• [EXERCISE DESCRIPTION]: How many lines of the records hold the string "this"? Reply with the number alone.

• [STORED RECORDS]:

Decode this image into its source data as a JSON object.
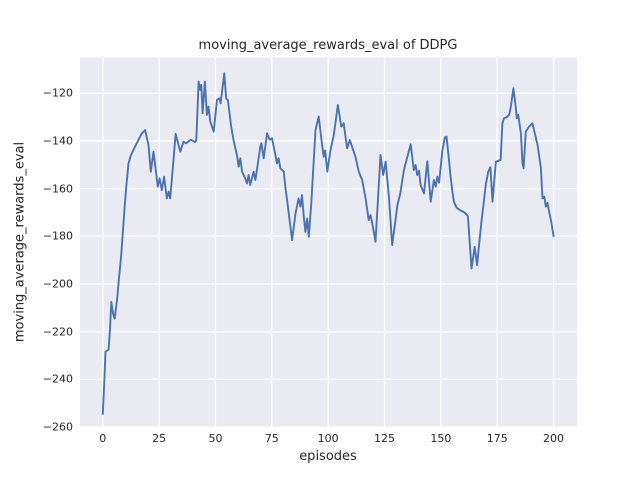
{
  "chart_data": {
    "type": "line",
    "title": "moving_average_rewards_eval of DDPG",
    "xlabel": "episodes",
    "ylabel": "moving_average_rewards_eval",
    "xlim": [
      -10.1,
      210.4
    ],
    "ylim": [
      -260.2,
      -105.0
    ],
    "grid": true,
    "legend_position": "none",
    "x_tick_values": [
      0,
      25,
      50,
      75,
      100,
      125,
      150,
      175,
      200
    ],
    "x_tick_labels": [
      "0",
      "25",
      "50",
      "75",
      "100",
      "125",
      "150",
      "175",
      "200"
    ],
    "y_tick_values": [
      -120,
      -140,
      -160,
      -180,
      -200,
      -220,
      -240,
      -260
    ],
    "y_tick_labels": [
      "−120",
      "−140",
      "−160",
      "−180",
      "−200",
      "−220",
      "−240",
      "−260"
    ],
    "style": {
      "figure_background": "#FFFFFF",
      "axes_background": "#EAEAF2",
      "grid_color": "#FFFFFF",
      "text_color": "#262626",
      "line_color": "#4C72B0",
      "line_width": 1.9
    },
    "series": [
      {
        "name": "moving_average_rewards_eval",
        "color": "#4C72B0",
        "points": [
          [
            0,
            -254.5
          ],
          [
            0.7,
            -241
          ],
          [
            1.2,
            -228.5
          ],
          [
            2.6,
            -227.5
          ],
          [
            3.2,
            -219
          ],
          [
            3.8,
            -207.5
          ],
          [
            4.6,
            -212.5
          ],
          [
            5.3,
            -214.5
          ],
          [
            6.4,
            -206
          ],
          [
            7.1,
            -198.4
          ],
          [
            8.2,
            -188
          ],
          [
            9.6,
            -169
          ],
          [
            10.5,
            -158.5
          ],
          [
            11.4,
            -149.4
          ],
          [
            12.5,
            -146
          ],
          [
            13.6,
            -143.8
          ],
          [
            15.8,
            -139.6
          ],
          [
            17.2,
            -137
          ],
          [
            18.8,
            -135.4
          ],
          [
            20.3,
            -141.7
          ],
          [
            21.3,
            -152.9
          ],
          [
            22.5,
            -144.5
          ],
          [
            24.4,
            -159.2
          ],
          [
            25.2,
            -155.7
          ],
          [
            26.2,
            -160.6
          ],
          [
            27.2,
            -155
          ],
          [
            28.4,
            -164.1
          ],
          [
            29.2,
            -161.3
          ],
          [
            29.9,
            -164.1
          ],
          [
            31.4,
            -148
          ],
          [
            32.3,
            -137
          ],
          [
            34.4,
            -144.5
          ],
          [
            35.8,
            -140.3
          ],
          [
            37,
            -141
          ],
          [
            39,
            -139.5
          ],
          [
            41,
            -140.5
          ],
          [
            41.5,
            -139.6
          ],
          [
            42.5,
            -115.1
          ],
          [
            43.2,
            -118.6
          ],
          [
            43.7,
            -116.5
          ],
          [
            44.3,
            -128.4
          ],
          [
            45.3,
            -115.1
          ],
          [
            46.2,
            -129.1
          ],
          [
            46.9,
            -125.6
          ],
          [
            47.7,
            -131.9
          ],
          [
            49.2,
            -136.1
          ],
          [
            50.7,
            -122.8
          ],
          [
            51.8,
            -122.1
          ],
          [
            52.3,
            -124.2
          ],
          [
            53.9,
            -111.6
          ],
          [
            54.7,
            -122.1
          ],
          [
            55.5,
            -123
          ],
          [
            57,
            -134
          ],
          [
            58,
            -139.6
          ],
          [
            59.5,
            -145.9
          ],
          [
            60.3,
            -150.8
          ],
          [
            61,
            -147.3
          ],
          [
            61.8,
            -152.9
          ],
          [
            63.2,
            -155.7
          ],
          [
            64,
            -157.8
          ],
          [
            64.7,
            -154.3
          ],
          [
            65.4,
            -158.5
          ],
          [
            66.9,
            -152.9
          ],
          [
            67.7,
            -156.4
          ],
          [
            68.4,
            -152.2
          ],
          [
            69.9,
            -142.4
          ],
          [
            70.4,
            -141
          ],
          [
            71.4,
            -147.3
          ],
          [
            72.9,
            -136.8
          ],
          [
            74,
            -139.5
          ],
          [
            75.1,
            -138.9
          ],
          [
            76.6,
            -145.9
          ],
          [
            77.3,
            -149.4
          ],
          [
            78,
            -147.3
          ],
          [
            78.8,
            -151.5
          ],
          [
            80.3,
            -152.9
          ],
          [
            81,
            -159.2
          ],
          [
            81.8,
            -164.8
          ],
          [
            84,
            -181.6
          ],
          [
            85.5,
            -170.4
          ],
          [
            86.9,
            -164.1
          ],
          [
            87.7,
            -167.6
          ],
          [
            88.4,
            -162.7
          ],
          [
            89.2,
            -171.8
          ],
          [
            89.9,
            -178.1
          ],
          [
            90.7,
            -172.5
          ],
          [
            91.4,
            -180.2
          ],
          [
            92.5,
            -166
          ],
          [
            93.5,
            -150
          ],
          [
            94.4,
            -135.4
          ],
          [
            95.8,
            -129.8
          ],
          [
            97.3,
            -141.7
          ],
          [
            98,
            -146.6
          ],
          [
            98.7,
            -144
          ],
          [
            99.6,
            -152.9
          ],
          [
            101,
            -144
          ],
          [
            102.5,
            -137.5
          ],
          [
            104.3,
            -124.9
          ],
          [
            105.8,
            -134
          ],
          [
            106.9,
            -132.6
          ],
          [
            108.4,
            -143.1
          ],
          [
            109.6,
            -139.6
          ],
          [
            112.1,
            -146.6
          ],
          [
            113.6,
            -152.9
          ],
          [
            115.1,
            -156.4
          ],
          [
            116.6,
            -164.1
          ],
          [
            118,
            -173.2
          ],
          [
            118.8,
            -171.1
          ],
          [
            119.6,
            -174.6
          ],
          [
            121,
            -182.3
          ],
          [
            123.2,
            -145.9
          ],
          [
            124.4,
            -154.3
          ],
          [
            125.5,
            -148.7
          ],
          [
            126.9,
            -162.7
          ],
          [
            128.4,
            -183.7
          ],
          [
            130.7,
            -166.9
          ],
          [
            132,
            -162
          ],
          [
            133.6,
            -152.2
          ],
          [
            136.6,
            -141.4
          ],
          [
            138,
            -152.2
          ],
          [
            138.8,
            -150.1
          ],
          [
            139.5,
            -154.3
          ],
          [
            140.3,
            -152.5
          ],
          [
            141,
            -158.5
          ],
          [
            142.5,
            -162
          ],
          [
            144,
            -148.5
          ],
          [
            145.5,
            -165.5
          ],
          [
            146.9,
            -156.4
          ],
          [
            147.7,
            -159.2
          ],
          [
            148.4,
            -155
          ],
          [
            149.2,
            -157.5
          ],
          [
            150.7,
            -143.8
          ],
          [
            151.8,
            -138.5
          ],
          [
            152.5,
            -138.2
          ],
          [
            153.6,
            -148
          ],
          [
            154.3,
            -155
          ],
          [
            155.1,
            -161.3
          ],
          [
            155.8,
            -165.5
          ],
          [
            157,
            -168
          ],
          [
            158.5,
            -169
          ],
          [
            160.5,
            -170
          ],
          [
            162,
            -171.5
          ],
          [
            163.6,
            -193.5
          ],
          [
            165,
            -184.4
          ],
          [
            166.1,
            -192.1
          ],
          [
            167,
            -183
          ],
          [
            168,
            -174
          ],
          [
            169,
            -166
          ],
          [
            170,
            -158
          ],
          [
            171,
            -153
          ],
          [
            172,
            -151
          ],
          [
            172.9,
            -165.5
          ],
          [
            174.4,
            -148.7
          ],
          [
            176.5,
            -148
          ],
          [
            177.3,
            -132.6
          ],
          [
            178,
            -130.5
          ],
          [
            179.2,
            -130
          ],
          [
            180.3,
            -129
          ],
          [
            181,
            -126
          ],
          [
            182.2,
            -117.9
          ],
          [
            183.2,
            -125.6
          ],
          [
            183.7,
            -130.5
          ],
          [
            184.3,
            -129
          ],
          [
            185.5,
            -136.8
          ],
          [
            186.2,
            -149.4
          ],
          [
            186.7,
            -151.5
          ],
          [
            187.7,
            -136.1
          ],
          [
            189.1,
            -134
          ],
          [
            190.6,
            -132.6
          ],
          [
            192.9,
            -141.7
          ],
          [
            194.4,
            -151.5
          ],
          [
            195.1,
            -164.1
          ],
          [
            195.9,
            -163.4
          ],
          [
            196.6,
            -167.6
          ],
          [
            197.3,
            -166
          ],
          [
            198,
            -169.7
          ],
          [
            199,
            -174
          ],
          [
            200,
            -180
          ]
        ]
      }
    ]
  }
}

* * *

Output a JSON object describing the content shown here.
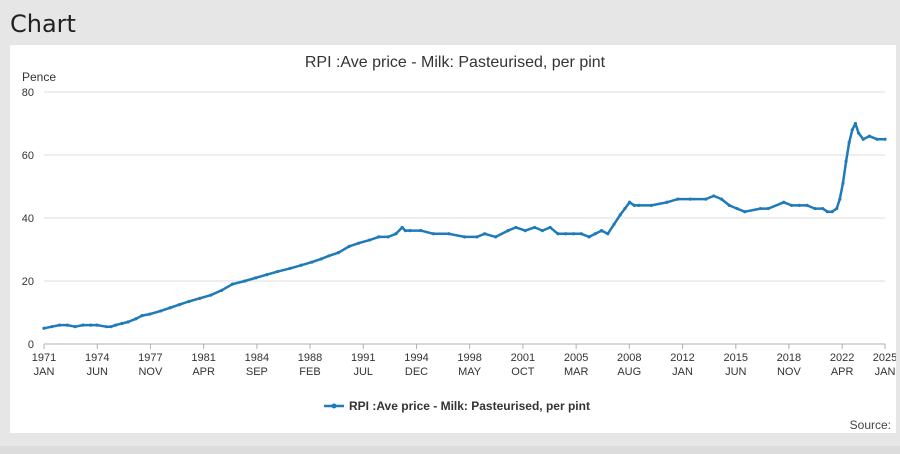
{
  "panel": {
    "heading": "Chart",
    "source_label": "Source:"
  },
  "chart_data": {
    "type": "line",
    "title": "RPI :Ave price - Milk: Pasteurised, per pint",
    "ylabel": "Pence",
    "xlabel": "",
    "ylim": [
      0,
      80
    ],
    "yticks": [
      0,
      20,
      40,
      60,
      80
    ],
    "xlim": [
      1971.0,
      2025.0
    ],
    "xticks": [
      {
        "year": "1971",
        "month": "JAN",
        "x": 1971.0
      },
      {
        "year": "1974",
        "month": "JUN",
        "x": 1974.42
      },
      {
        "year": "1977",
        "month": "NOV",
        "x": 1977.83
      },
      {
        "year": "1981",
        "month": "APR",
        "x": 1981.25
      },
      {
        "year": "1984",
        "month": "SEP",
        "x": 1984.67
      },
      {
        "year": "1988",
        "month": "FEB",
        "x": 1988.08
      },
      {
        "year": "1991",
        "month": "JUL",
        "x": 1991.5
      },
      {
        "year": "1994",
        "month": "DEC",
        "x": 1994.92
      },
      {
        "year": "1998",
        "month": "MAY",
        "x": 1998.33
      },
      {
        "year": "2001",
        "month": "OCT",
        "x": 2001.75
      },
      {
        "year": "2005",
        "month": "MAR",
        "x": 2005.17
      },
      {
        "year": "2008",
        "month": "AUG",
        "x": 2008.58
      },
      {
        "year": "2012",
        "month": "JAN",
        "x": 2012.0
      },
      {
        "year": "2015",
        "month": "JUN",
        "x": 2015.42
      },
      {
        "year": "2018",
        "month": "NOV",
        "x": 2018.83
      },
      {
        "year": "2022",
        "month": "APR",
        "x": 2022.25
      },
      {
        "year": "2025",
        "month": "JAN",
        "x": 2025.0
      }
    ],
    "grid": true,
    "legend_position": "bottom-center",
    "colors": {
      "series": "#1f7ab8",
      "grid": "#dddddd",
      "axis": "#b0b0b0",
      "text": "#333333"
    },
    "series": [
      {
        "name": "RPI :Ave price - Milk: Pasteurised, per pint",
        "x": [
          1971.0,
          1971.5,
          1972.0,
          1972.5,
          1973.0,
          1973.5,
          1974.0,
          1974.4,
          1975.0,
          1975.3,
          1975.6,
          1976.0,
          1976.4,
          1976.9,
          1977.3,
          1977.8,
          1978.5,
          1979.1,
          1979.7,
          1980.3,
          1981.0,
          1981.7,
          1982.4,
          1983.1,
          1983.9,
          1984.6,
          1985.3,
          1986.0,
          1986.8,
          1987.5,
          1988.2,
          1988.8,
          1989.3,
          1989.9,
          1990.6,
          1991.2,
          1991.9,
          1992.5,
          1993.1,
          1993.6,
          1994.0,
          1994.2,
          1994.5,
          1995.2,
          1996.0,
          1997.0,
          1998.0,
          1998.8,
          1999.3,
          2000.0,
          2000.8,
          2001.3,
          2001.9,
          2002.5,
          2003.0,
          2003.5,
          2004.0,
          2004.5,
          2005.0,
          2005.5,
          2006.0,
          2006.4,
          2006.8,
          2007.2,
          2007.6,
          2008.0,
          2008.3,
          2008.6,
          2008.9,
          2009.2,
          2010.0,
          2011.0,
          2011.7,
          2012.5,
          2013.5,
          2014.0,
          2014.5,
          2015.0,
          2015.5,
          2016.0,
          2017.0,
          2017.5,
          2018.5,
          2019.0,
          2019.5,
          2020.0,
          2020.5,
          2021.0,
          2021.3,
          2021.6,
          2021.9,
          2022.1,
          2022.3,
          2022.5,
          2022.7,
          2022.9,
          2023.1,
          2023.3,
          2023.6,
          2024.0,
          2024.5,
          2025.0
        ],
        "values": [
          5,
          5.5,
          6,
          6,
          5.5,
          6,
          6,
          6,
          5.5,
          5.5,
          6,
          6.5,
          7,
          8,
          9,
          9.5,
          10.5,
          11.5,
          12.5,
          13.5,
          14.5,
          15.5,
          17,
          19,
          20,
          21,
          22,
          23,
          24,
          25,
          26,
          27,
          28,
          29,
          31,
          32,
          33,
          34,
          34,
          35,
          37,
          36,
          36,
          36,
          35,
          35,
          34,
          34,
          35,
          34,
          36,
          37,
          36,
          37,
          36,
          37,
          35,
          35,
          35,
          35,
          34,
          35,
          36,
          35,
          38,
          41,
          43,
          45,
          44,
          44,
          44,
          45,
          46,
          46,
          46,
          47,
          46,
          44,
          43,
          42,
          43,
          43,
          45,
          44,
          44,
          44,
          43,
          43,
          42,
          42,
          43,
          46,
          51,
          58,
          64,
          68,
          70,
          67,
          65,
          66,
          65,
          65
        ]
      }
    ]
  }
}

...

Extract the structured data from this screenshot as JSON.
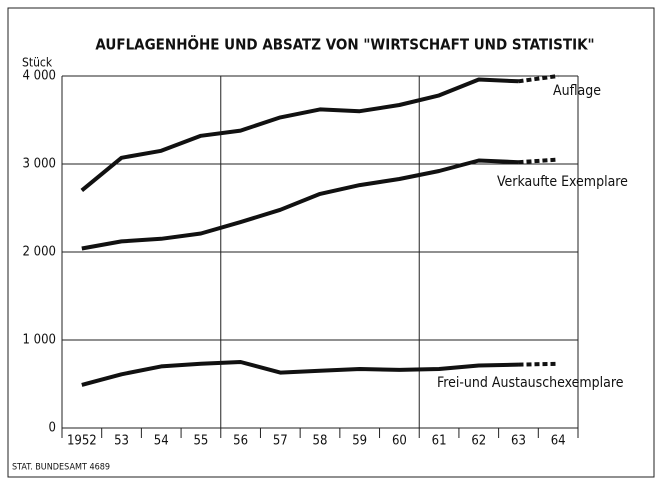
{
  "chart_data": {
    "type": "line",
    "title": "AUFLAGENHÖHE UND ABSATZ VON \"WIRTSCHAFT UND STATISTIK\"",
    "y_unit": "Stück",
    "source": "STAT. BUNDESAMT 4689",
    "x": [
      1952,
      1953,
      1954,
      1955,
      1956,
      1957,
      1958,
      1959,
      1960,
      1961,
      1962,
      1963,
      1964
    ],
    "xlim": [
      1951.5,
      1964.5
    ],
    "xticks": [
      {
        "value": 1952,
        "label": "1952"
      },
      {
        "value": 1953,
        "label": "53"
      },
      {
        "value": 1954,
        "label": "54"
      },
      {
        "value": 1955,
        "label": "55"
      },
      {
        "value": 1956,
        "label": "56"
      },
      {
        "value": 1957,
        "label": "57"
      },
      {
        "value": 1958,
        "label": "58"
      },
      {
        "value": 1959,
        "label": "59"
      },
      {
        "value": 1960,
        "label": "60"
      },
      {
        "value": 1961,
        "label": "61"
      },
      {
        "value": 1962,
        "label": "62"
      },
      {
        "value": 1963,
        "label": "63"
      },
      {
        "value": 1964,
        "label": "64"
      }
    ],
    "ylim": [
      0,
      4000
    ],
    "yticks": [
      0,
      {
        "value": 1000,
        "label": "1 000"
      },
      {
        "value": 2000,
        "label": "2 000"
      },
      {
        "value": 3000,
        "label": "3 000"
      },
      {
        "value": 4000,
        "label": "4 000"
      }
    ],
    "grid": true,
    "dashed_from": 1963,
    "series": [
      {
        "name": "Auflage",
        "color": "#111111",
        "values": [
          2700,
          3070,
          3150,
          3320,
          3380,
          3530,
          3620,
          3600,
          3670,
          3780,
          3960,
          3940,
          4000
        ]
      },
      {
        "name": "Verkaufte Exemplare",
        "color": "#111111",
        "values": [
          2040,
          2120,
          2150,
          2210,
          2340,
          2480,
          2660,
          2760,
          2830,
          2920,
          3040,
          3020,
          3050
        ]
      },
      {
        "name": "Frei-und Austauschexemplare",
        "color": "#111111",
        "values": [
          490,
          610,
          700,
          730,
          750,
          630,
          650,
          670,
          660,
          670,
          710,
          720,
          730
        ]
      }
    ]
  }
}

• [ANSWER]: 2